Which lines below hold the word "title"? Copy all of them.

Data records
........
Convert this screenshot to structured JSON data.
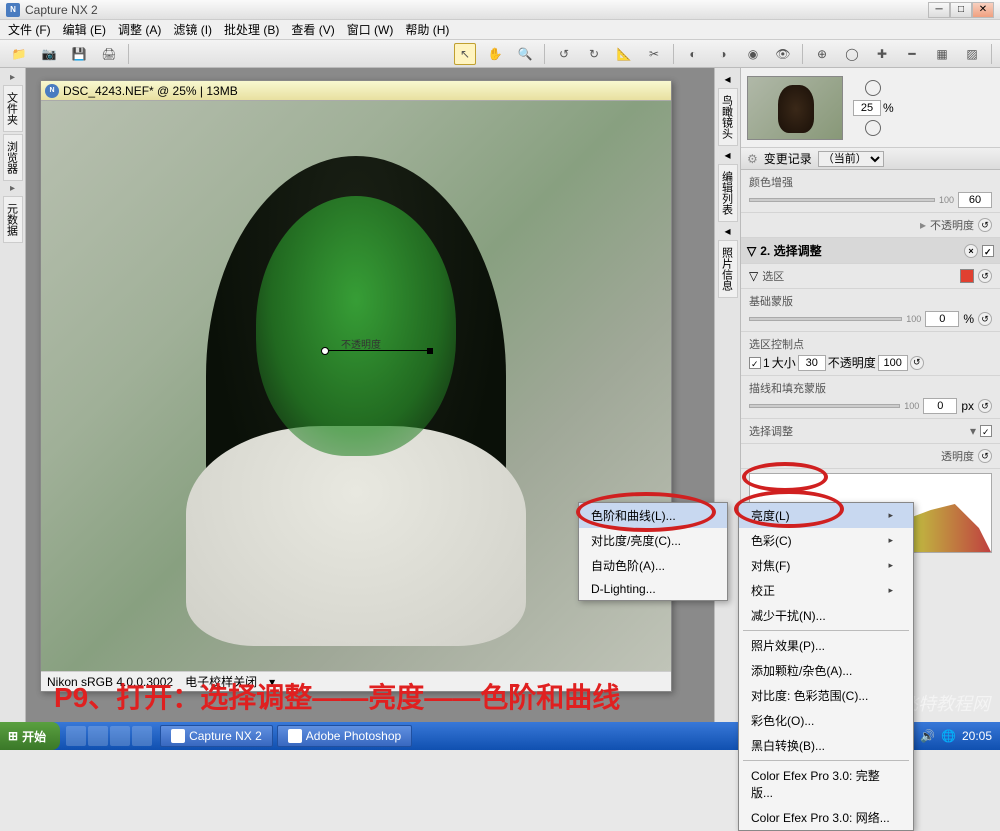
{
  "app": {
    "title": "Capture NX 2"
  },
  "menu": {
    "file": "文件 (F)",
    "edit": "编辑 (E)",
    "adjust": "调整 (A)",
    "filter": "滤镜 (I)",
    "batch": "批处理 (B)",
    "view": "查看 (V)",
    "window": "窗口 (W)",
    "help": "帮助 (H)"
  },
  "leftTabs": {
    "folders": "文件夹",
    "browser": "浏览器",
    "meta": "元数据"
  },
  "rightTabs": {
    "birdseye": "鸟瞰镜头",
    "editlist": "编辑列表",
    "photoinfo": "照片信息"
  },
  "doc": {
    "title": "DSC_4243.NEF* @ 25% | 13MB",
    "colorProfile": "Nikon sRGB 4.0.0.3002",
    "softproof": "电子校样关闭",
    "controlLabel": "不透明度"
  },
  "nav": {
    "zoom": "25",
    "pct": "%"
  },
  "editPanel": {
    "historyLabel": "变更记录",
    "historyCurrent": "（当前）",
    "colorBoost": "颜色增强",
    "colorBoostVal": "60",
    "opacity": "不透明度",
    "step2": "2. 选择调整",
    "selection": "选区",
    "baseMask": "基础蒙版",
    "baseMaskVal": "0",
    "baseMaskMax": "100",
    "pctUnit": "%",
    "ctrlPoints": "选区控制点",
    "cpIndex": "1",
    "cpSize": "大小",
    "cpSizeVal": "30",
    "cpOpacity": "不透明度",
    "cpOpacityVal": "100",
    "strokeMask": "描线和填充蒙版",
    "strokeVal": "0",
    "strokeMax": "100",
    "pxUnit": "px",
    "selAdjust": "选择调整",
    "opacity2": "透明度"
  },
  "submenu": {
    "levels": "色阶和曲线(L)...",
    "contrast": "对比度/亮度(C)...",
    "autolevels": "自动色阶(A)...",
    "dlighting": "D-Lighting..."
  },
  "mainmenu": {
    "brightness": "亮度(L)",
    "color": "色彩(C)",
    "focus": "对焦(F)",
    "correction": "校正",
    "noise": "减少干扰(N)...",
    "photoeffect": "照片效果(P)...",
    "grain": "添加颗粒/杂色(A)...",
    "contrastrange": "对比度: 色彩范围(C)...",
    "colorize": "彩色化(O)...",
    "bw": "黑白转换(B)...",
    "efex2": "Color Efex Pro 3.0: 完整版...",
    "efex3": "Color Efex Pro 3.0: 网络..."
  },
  "annotation": "P9、打开：选择调整——亮度——色阶和曲线",
  "taskbar": {
    "start": "开始",
    "app1": "Capture NX 2",
    "app2": "Adobe Photoshop",
    "time": "20:05"
  },
  "watermark": "飞特教程网"
}
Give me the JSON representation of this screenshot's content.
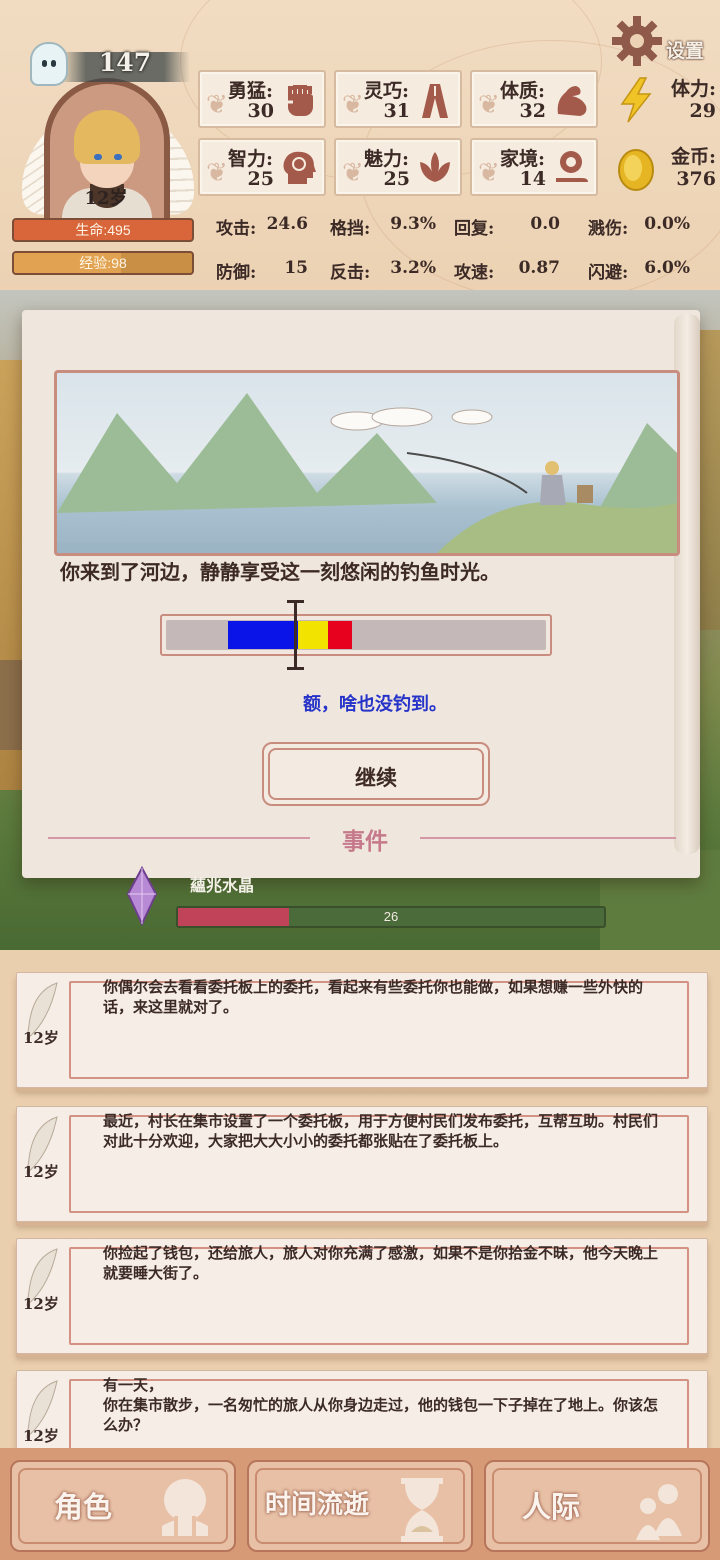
{
  "header": {
    "power": "147",
    "age": "12岁",
    "hp_label": "生命:495",
    "xp_label": "经验:98",
    "settings_label": "设置"
  },
  "attributes": [
    {
      "name": "勇猛:",
      "value": "30",
      "icon": "fist-icon"
    },
    {
      "name": "灵巧:",
      "value": "31",
      "icon": "cloak-icon"
    },
    {
      "name": "体质:",
      "value": "32",
      "icon": "muscle-arm-icon"
    },
    {
      "name": "智力:",
      "value": "25",
      "icon": "brain-head-icon"
    },
    {
      "name": "魅力:",
      "value": "25",
      "icon": "lotus-icon"
    },
    {
      "name": "家境:",
      "value": "14",
      "icon": "coin-hand-icon"
    }
  ],
  "resources": {
    "stamina": {
      "name": "体力:",
      "value": "29",
      "icon": "lightning-icon"
    },
    "gold": {
      "name": "金币:",
      "value": "376",
      "icon": "gold-coin-icon"
    }
  },
  "combat_stats": [
    {
      "name": "攻击:",
      "value": "24.6"
    },
    {
      "name": "格挡:",
      "value": "9.3%"
    },
    {
      "name": "回复:",
      "value": "0.0"
    },
    {
      "name": "溅伤:",
      "value": "0.0%"
    },
    {
      "name": "防御:",
      "value": "15"
    },
    {
      "name": "反击:",
      "value": "3.2%"
    },
    {
      "name": "攻速:",
      "value": "0.87"
    },
    {
      "name": "闪避:",
      "value": "6.0%"
    }
  ],
  "event": {
    "title": "事件",
    "description": "你来到了河边，静静享受这一刻悠闲的钓鱼时光。",
    "result": "额，啥也没钓到。",
    "continue_label": "继续",
    "fishing_colors": {
      "track": "#c4b8b8",
      "zone_blue": "#0a14e8",
      "zone_yellow": "#f2e400",
      "zone_red": "#e8001f"
    }
  },
  "crystal": {
    "name": "蘊兆水晶",
    "value": "26",
    "fill_fraction": 0.26
  },
  "log": [
    {
      "age": "12岁",
      "text": "你偶尔会去看看委托板上的委托，看起来有些委托你也能做，如果想赚一些外快的话，来这里就对了。"
    },
    {
      "age": "12岁",
      "text": "最近，村长在集市设置了一个委托板，用于方便村民们发布委托，互帮互助。村民们对此十分欢迎，大家把大大小小的委托都张贴在了委托板上。"
    },
    {
      "age": "12岁",
      "text": "你捡起了钱包，还给旅人，旅人对你充满了感激，如果不是你拾金不昧，他今天晚上就要睡大街了。"
    },
    {
      "age": "12岁",
      "text": "有一天，\n你在集市散步，一名匆忙的旅人从你身边走过，他的钱包一下子掉在了地上。你该怎么办？"
    }
  ],
  "nav": [
    {
      "label": "角色",
      "icon": "character-bust-icon"
    },
    {
      "label": "时间流逝",
      "icon": "hourglass-icon"
    },
    {
      "label": "人际",
      "icon": "people-icon"
    }
  ],
  "colors": {
    "accent": "#c88d7e",
    "hp": "#d9653a",
    "xp": "#e1a352",
    "result_text": "#2633c9"
  }
}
........
- **WRITTEN SOLUTION**:
    "title": "Capture NX 2"
    "title": "DSC_4243.NEF* @ 25% | 13MB",
    "title": "事件",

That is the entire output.